Exclude the pictures, then restate every entry below exactly.

(Dataset listings of figures)
★ ★ ★ ★

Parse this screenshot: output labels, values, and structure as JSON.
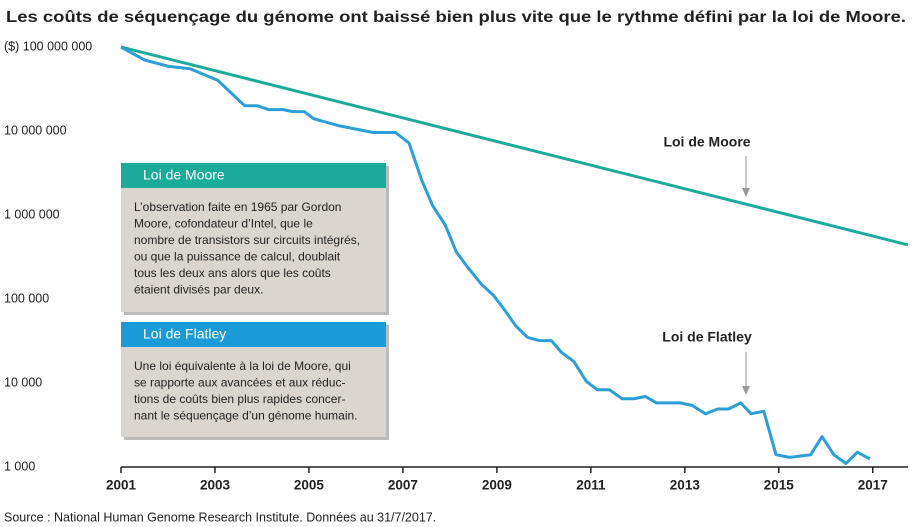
{
  "chart_data": {
    "type": "line",
    "title": "Les coûts de séquençage du génome ont baissé bien plus vite que le rythme défini par la loi de Moore.",
    "log_scale": true,
    "xlim": [
      2001,
      2017.75
    ],
    "xticks": [
      2001,
      2003,
      2005,
      2007,
      2009,
      2011,
      2013,
      2015,
      2017
    ],
    "ylim": [
      1000,
      100000000
    ],
    "yticks": [
      {
        "value": 1000,
        "label": "1 000"
      },
      {
        "value": 10000,
        "label": "10 000"
      },
      {
        "value": 100000,
        "label": "100 000"
      },
      {
        "value": 1000000,
        "label": "1 000 000"
      },
      {
        "value": 10000000,
        "label": "10 000 000"
      },
      {
        "value": 100000000,
        "label": "($) 100 000 000"
      }
    ],
    "series": [
      {
        "name": "Loi de Moore",
        "color": "#1aab9b",
        "x": [
          2001,
          2017.75
        ],
        "values": [
          100000000,
          440000
        ]
      },
      {
        "name": "Loi de Flatley",
        "color": "#2a9fd8",
        "x": [
          2001,
          2001.5,
          2002,
          2002.47,
          2003.06,
          2003.63,
          2003.9,
          2004.14,
          2004.45,
          2004.65,
          2004.9,
          2005.1,
          2005.65,
          2006.37,
          2006.84,
          2007.13,
          2007.4,
          2007.63,
          2007.9,
          2008.14,
          2008.4,
          2008.67,
          2008.93,
          2009.15,
          2009.4,
          2009.65,
          2009.9,
          2010.16,
          2010.38,
          2010.64,
          2010.9,
          2011.14,
          2011.4,
          2011.66,
          2011.92,
          2012.16,
          2012.4,
          2012.9,
          2013.16,
          2013.44,
          2013.7,
          2013.93,
          2014.19,
          2014.41,
          2014.68,
          2014.94,
          2015.23,
          2015.68,
          2015.92,
          2016.17,
          2016.43,
          2016.67,
          2016.94
        ],
        "values": [
          100000000,
          70000000,
          59000000,
          55000000,
          40000000,
          20000000,
          20000000,
          18000000,
          18000000,
          17000000,
          17000000,
          14000000,
          11500000,
          9600000,
          9600000,
          7200000,
          2600000,
          1300000,
          760000,
          360000,
          230000,
          150000,
          110000,
          76000,
          48000,
          35000,
          32000,
          32000,
          23000,
          18000,
          10500,
          8300,
          8300,
          6500,
          6500,
          6900,
          5800,
          5800,
          5400,
          4300,
          4900,
          4900,
          5800,
          4300,
          4600,
          1400,
          1300,
          1400,
          2300,
          1400,
          1100,
          1500,
          1250
        ]
      }
    ],
    "notes": [
      {
        "title": "Loi de Moore",
        "color": "#1aab9b",
        "lines": [
          "L’observation faite en 1965 par Gordon",
          "Moore, cofondateur d’Intel, que le",
          "nombre de transistors sur circuits intégrés,",
          "ou que la puissance de calcul, doublait",
          "tous les deux ans alors que les coûts",
          "étaient divisés par deux."
        ]
      },
      {
        "title": "Loi de Flatley",
        "color": "#1a9ad6",
        "lines": [
          "Une loi équivalente à la loi de Moore, qui",
          "se rapporte aux avancées et aux réduc-",
          "tions de coûts bien plus rapides concer-",
          "nant le séquençage d’un génome humain."
        ]
      }
    ],
    "source": "Source : National Human Genome Research Institute. Données au 31/7/2017."
  }
}
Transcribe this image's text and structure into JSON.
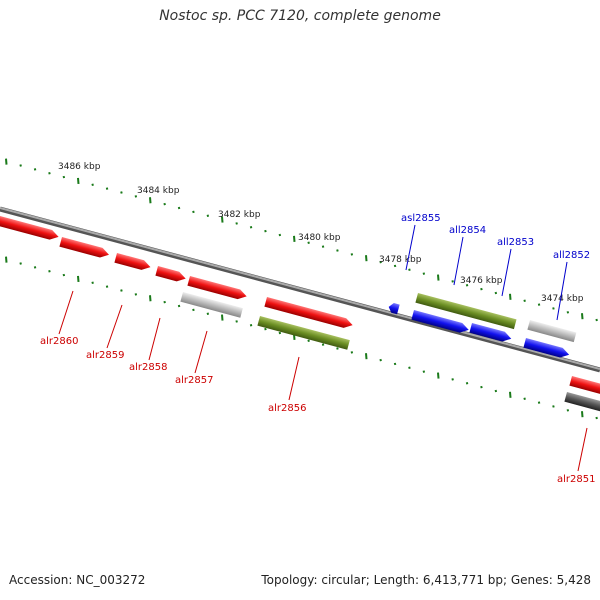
{
  "title": "Nostoc sp. PCC 7120, complete genome",
  "footer": {
    "accession": "Accession: NC_003272",
    "summary": "Topology: circular; Length: 6,413,771 bp; Genes: 5,428"
  },
  "colors": {
    "tick": "#1a7a1a",
    "backbone": "#777777",
    "label_red": "#cc0000",
    "label_blue": "#0000cc",
    "gene_red": "#ee1111",
    "gene_olive": "#6b8e23",
    "gene_blue": "#1111ee",
    "gene_lightgray": "#bbbbbb",
    "gene_darkgray": "#555555"
  },
  "scale_labels": [
    "3486 kbp",
    "3484 kbp",
    "3482 kbp",
    "3480 kbp",
    "3478 kbp",
    "3476 kbp",
    "3474 kbp"
  ],
  "genes": [
    {
      "label": "asl2855",
      "strand": "blue"
    },
    {
      "label": "all2854",
      "strand": "blue"
    },
    {
      "label": "all2853",
      "strand": "blue"
    },
    {
      "label": "all2852",
      "strand": "blue"
    },
    {
      "label": "alr2860",
      "strand": "red"
    },
    {
      "label": "alr2859",
      "strand": "red"
    },
    {
      "label": "alr2858",
      "strand": "red"
    },
    {
      "label": "alr2857",
      "strand": "red"
    },
    {
      "label": "alr2856",
      "strand": "red"
    },
    {
      "label": "alr2851",
      "strand": "red"
    }
  ]
}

★ ★ ★ ★

SOLUTION TO THIS EXERCISE:
Parse this screenshot: output labels, values, and structure as JSON.
{
  "chart_data": {
    "type": "line",
    "title": "Les coûts de séquençage du génome ont baissé bien plus vite que le rythme défini par la loi de Moore.",
    "log_scale": true,
    "xlim": [
      2001,
      2017.75
    ],
    "xticks": [
      2001,
      2003,
      2005,
      2007,
      2009,
      2011,
      2013,
      2015,
      2017
    ],
    "ylim": [
      1000,
      100000000
    ],
    "yticks": [
      {
        "value": 1000,
        "label": "1 000"
      },
      {
        "value": 10000,
        "label": "10 000"
      },
      {
        "value": 100000,
        "label": "100 000"
      },
      {
        "value": 1000000,
        "label": "1 000 000"
      },
      {
        "value": 10000000,
        "label": "10 000 000"
      },
      {
        "value": 100000000,
        "label": "($) 100 000 000"
      }
    ],
    "series": [
      {
        "name": "Loi de Moore",
        "color": "#1aab9b",
        "x": [
          2001,
          2017.75
        ],
        "values": [
          100000000,
          440000
        ]
      },
      {
        "name": "Loi de Flatley",
        "color": "#2a9fd8",
        "x": [
          2001,
          2001.5,
          2002,
          2002.47,
          2003.06,
          2003.63,
          2003.9,
          2004.14,
          2004.45,
          2004.65,
          2004.9,
          2005.1,
          2005.65,
          2006.37,
          2006.84,
          2007.13,
          2007.4,
          2007.63,
          2007.9,
          2008.14,
          2008.4,
          2008.67,
          2008.93,
          2009.15,
          2009.4,
          2009.65,
          2009.9,
          2010.16,
          2010.38,
          2010.64,
          2010.9,
          2011.14,
          2011.4,
          2011.66,
          2011.92,
          2012.16,
          2012.4,
          2012.9,
          2013.16,
          2013.44,
          2013.7,
          2013.93,
          2014.19,
          2014.41,
          2014.68,
          2014.94,
          2015.23,
          2015.68,
          2015.92,
          2016.17,
          2016.43,
          2016.67,
          2016.94
        ],
        "values": [
          100000000,
          70000000,
          59000000,
          55000000,
          40000000,
          20000000,
          20000000,
          18000000,
          18000000,
          17000000,
          17000000,
          14000000,
          11500000,
          9600000,
          9600000,
          7200000,
          2600000,
          1300000,
          760000,
          360000,
          230000,
          150000,
          110000,
          76000,
          48000,
          35000,
          32000,
          32000,
          23000,
          18000,
          10500,
          8300,
          8300,
          6500,
          6500,
          6900,
          5800,
          5800,
          5400,
          4300,
          4900,
          4900,
          5800,
          4300,
          4600,
          1400,
          1300,
          1400,
          2300,
          1400,
          1100,
          1500,
          1250
        ]
      }
    ],
    "notes": [
      {
        "title": "Loi de Moore",
        "color": "#1aab9b",
        "lines": [
          "L’observation faite en 1965 par Gordon",
          "Moore, cofondateur d’Intel, que le",
          "nombre de transistors sur circuits intégrés,",
          "ou que la puissance de calcul, doublait",
          "tous les deux ans alors que les coûts",
          "étaient divisés par deux."
        ]
      },
      {
        "title": "Loi de Flatley",
        "color": "#1a9ad6",
        "lines": [
          "Une loi équivalente à la loi de Moore, qui",
          "se rapporte aux avancées et aux réduc-",
          "tions de coûts bien plus rapides concer-",
          "nant le séquençage d’un génome humain."
        ]
      }
    ],
    "source": "Source : National Human Genome Research Institute. Données au 31/7/2017."
  }
}
Transcribe this image's text and structure into JSON.
{
  "title": "Nostoc sp. PCC 7120, complete genome",
  "footer": {
    "accession": "Accession: NC_003272",
    "summary": "Topology: circular; Length: 6,413,771 bp; Genes: 5,428"
  },
  "colors": {
    "tick": "#1a7a1a",
    "backbone": "#777777",
    "label_red": "#cc0000",
    "label_blue": "#0000cc",
    "gene_red": "#ee1111",
    "gene_olive": "#6b8e23",
    "gene_blue": "#1111ee",
    "gene_lightgray": "#bbbbbb",
    "gene_darkgray": "#555555"
  },
  "scale_labels": [
    "3486 kbp",
    "3484 kbp",
    "3482 kbp",
    "3480 kbp",
    "3478 kbp",
    "3476 kbp",
    "3474 kbp"
  ],
  "genes": [
    {
      "label": "asl2855",
      "strand": "blue"
    },
    {
      "label": "all2854",
      "strand": "blue"
    },
    {
      "label": "all2853",
      "strand": "blue"
    },
    {
      "label": "all2852",
      "strand": "blue"
    },
    {
      "label": "alr2860",
      "strand": "red"
    },
    {
      "label": "alr2859",
      "strand": "red"
    },
    {
      "label": "alr2858",
      "strand": "red"
    },
    {
      "label": "alr2857",
      "strand": "red"
    },
    {
      "label": "alr2856",
      "strand": "red"
    },
    {
      "label": "alr2851",
      "strand": "red"
    }
  ]
}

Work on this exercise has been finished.